Given instruction: Copy out every record precisely.

Provided data:
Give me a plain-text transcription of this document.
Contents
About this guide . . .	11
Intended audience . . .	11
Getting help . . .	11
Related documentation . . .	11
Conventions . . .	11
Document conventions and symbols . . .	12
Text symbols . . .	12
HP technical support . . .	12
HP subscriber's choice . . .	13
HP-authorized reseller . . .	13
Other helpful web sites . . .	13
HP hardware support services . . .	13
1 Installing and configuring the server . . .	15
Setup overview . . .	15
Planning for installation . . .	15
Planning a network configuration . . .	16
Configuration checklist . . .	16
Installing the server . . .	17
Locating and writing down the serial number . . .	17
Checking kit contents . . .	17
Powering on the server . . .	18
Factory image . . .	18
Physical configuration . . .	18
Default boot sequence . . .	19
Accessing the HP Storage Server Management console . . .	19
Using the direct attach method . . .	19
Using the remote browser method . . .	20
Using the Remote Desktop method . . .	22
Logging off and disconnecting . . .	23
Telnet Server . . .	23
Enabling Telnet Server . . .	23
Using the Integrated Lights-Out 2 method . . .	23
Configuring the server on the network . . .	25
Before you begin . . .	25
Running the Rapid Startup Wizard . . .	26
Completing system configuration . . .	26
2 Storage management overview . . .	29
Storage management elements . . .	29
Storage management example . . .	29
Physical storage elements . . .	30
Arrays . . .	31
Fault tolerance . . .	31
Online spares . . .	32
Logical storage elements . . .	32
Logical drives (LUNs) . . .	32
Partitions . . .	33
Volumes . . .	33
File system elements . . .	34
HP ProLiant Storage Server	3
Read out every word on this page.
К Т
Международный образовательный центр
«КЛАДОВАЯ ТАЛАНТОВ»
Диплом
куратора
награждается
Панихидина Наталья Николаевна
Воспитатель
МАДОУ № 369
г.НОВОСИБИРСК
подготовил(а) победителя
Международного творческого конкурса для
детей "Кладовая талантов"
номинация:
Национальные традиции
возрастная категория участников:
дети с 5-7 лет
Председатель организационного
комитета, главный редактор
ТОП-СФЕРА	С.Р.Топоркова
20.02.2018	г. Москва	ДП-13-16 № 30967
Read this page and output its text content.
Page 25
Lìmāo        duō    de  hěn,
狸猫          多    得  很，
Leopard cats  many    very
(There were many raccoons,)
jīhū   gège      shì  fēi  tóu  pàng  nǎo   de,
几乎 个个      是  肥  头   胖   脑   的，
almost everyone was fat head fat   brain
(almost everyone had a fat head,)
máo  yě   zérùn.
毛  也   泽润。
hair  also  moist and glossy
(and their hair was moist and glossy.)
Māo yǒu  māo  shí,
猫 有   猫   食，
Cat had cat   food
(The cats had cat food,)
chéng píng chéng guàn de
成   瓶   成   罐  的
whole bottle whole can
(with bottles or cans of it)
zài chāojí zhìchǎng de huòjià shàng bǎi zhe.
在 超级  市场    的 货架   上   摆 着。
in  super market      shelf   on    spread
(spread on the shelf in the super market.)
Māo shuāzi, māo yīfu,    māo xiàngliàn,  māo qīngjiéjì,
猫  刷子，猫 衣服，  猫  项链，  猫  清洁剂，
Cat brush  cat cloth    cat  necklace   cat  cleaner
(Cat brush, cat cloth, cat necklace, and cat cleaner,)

Reply:
Give me a plain-text transcription of this document.
Contents
About this guide . . .	11
Intended audience . . .	11
Getting help . . .	11
Related documentation . . .	11
Conventions . . .	11
Document conventions and symbols . . .	12
Text symbols . . .	12
HP technical support . . .	12
HP subscriber's choice . . .	13
HP-authorized reseller . . .	13
Other helpful web sites . . .	13
HP hardware support services . . .	13
1 Installing and configuring the server . . .	15
Setup overview . . .	15
Planning for installation . . .	15
Planning a network configuration . . .	16
Configuration checklist . . .	16
Installing the server . . .	17
Locating and writing down the serial number . . .	17
Checking kit contents . . .	17
Powering on the server . . .	18
Factory image . . .	18
Physical configuration . . .	18
Default boot sequence . . .	19
Accessing the HP Storage Server Management console . . .	19
Using the direct attach method . . .	19
Using the remote browser method . . .	20
Using the Remote Desktop method . . .	22
Logging off and disconnecting . . .	23
Telnet Server . . .	23
Enabling Telnet Server . . .	23
Using the Integrated Lights-Out 2 method . . .	23
Configuring the server on the network . . .	25
Before you begin . . .	25
Running the Rapid Startup Wizard . . .	26
Completing system configuration . . .	26
2 Storage management overview . . .	29
Storage management elements . . .	29
Storage management example . . .	29
Physical storage elements . . .	30
Arrays . . .	31
Fault tolerance . . .	31
Online spares . . .	32
Logical storage elements . . .	32
Logical drives (LUNs) . . .	32
Partitions . . .	33
Volumes . . .	33
File system elements . . .	34
HP ProLiant Storage Server	3
Read out every word on this page.
К Т
Международный образовательный центр
«КЛАДОВАЯ ТАЛАНТОВ»
Диплом
куратора
награждается
Панихидина Наталья Николаевна
Воспитатель
МАДОУ № 369
г.НОВОСИБИРСК
подготовил(а) победителя
Международного творческого конкурса для
детей "Кладовая талантов"
номинация:
Национальные традиции
возрастная категория участников:
дети с 5-7 лет
Председатель организационного
комитета, главный редактор
ТОП-СФЕРА	С.Р.Топоркова
20.02.2018	г. Москва	ДП-13-16 № 30967
Read this page and output its text content.
Page 25
Lìmāo        duō    de  hěn,
狸猫          多    得  很，
Leopard cats  many    very
(There were many raccoons,)
jīhū   gège      shì  fēi  tóu  pàng  nǎo   de,
几乎 个个      是  肥  头   胖   脑   的，
almost everyone was fat head fat   brain
(almost everyone had a fat head,)
máo  yě   zérùn.
毛  也   泽润。
hair  also  moist and glossy
(and their hair was moist and glossy.)
Māo yǒu  māo  shí,
猫 有   猫   食，
Cat had cat   food
(The cats had cat food,)
chéng píng chéng guàn de
成   瓶   成   罐  的
whole bottle whole can
(with bottles or cans of it)
zài chāojí zhìchǎng de huòjià shàng bǎi zhe.
在 超级  市场    的 货架   上   摆 着。
in  super market      shelf   on    spread
(spread on the shelf in the super market.)
Māo shuāzi, māo yīfu,    māo xiàngliàn,  māo qīngjiéjì,
猫  刷子，猫 衣服，  猫  项链，  猫  清洁剂，
Cat brush  cat cloth    cat  necklace   cat  cleaner
(Cat brush, cat cloth, cat necklace, and cat cleaner,)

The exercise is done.